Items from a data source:
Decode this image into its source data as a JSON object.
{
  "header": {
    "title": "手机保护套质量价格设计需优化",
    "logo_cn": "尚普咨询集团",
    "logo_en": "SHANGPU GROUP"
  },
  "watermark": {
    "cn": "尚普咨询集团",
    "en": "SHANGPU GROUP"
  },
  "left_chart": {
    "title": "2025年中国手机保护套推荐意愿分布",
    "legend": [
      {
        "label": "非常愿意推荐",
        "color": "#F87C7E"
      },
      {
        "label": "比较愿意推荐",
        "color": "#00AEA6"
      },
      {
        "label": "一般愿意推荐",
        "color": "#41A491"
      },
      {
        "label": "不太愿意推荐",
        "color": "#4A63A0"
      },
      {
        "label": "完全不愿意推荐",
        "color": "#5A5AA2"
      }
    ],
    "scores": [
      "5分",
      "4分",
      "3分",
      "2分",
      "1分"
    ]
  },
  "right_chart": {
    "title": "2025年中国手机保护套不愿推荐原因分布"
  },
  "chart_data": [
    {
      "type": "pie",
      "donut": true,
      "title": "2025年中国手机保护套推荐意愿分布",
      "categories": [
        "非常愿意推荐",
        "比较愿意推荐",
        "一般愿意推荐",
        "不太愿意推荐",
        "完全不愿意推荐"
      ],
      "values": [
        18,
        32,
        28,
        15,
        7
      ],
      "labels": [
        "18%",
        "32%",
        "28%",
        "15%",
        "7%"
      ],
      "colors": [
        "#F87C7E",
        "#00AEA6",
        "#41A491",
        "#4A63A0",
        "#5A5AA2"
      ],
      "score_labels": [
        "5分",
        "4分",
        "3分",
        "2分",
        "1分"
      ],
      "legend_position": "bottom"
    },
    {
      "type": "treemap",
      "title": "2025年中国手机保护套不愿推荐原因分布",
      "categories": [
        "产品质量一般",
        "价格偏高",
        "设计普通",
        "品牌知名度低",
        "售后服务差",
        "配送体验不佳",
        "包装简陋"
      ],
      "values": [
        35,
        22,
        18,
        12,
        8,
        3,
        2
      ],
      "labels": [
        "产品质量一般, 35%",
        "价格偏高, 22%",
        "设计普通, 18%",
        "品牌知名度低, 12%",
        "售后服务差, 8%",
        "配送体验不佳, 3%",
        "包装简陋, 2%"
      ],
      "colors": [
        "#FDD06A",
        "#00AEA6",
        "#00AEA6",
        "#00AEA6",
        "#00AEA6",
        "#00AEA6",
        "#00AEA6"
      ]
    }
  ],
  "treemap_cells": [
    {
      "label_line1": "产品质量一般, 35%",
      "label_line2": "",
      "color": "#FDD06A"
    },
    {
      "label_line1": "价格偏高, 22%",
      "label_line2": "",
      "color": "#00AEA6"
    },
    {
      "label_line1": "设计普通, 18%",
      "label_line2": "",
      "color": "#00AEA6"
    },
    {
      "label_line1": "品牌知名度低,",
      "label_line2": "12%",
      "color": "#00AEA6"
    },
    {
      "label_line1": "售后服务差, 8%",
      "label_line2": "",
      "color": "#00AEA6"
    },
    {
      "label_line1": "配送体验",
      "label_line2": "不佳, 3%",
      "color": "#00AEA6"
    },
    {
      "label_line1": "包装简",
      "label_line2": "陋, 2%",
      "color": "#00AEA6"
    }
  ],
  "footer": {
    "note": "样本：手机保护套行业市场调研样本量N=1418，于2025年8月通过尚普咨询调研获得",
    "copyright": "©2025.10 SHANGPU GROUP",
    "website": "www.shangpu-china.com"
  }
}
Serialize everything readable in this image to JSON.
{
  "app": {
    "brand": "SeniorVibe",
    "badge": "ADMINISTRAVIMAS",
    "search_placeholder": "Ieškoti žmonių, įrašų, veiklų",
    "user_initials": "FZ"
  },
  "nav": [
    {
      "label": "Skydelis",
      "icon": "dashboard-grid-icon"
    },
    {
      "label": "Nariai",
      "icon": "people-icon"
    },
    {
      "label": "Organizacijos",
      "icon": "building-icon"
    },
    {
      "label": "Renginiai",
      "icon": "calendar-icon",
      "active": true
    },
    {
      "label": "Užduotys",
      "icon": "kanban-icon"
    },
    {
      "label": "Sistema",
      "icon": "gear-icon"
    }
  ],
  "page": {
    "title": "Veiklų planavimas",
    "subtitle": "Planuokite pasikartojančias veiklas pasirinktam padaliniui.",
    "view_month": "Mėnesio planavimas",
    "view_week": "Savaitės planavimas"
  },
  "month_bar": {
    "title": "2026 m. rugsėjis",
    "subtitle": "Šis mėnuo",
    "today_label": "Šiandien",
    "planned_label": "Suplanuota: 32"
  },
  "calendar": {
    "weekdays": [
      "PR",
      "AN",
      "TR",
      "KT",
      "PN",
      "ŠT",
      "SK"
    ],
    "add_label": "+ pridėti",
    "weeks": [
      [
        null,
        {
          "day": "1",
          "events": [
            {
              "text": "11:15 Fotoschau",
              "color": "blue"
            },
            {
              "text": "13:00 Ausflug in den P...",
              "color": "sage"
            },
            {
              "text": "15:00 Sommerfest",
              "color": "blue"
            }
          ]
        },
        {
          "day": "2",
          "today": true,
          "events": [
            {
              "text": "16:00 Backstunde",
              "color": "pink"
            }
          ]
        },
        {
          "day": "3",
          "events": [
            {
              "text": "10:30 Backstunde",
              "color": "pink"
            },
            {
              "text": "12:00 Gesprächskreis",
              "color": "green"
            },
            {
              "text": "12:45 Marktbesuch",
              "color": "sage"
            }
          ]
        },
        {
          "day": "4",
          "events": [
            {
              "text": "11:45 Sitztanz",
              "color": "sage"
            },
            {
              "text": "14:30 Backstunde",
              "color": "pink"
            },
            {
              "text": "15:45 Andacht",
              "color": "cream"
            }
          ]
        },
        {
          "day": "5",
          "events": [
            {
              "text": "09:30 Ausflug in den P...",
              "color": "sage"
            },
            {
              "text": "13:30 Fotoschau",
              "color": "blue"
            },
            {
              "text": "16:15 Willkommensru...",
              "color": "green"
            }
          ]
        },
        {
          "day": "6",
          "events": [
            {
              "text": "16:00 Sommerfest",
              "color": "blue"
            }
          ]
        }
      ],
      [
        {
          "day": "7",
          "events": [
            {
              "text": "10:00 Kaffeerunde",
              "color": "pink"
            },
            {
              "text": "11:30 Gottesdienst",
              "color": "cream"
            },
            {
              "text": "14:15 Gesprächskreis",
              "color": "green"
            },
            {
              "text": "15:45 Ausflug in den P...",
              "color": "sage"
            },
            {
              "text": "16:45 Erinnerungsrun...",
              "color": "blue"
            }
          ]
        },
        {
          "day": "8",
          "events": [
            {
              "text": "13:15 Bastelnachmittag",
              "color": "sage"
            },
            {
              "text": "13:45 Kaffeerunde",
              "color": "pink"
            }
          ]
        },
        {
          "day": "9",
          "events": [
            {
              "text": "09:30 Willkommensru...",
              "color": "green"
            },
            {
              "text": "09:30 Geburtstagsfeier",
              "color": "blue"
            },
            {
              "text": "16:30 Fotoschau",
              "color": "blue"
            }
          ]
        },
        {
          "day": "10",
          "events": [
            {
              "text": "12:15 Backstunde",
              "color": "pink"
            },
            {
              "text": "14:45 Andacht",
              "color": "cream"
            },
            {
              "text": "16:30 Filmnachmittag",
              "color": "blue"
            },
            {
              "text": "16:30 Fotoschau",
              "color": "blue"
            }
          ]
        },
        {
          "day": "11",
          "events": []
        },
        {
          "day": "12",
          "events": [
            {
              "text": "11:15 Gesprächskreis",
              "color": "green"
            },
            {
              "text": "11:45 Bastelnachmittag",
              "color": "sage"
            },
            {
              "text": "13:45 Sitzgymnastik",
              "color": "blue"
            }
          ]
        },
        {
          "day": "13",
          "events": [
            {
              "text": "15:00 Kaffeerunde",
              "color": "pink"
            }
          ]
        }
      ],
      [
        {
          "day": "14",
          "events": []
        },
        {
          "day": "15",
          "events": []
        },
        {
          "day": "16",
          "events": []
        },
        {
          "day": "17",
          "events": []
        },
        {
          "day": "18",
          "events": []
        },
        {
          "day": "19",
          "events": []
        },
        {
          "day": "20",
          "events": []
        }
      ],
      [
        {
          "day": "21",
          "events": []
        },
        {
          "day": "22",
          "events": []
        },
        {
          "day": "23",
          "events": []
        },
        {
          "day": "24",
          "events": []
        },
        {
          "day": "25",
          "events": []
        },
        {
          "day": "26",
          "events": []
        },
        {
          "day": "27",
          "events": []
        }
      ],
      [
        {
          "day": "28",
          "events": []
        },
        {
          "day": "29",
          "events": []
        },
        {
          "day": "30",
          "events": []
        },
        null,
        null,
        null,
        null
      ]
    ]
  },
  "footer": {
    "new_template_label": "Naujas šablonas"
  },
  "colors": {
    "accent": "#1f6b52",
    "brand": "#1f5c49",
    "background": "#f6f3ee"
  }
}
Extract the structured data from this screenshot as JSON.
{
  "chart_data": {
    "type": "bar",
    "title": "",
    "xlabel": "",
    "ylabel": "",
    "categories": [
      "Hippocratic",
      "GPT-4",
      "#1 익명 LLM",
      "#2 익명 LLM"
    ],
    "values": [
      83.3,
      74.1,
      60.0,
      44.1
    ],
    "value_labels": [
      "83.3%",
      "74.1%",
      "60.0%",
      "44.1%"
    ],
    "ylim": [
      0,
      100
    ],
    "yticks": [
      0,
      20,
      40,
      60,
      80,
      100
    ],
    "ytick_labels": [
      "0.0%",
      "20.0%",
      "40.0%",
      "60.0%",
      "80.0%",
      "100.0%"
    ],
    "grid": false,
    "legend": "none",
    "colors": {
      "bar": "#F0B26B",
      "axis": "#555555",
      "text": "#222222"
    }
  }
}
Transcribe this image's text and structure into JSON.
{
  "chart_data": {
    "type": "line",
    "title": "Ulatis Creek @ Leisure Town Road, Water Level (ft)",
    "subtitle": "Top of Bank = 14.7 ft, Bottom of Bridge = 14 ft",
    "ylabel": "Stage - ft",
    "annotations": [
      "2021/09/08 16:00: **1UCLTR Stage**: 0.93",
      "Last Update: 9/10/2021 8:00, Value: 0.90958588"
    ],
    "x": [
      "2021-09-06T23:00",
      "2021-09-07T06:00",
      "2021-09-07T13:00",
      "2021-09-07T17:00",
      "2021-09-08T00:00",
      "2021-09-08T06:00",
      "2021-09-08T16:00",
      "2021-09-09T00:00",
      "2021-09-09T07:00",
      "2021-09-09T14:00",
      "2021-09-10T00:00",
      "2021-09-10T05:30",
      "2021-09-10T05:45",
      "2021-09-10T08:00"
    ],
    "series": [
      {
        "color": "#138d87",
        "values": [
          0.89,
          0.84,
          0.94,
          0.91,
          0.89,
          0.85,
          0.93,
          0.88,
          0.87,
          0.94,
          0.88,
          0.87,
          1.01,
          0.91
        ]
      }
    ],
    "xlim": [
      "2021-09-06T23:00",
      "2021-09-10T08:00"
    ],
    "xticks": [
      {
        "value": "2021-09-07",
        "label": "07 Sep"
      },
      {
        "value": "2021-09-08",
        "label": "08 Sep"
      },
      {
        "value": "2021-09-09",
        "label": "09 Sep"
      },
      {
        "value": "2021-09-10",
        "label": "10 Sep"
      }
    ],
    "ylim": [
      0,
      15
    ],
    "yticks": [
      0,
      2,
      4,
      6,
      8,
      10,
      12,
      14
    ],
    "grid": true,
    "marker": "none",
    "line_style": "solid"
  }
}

Exercise: Take every line containing the word "planavimas" and copy it.

Output for this task:
    "title": "Veiklų planavimas",
    "view_month": "Mėnesio planavimas",
    "view_week": "Savaitės planavimas"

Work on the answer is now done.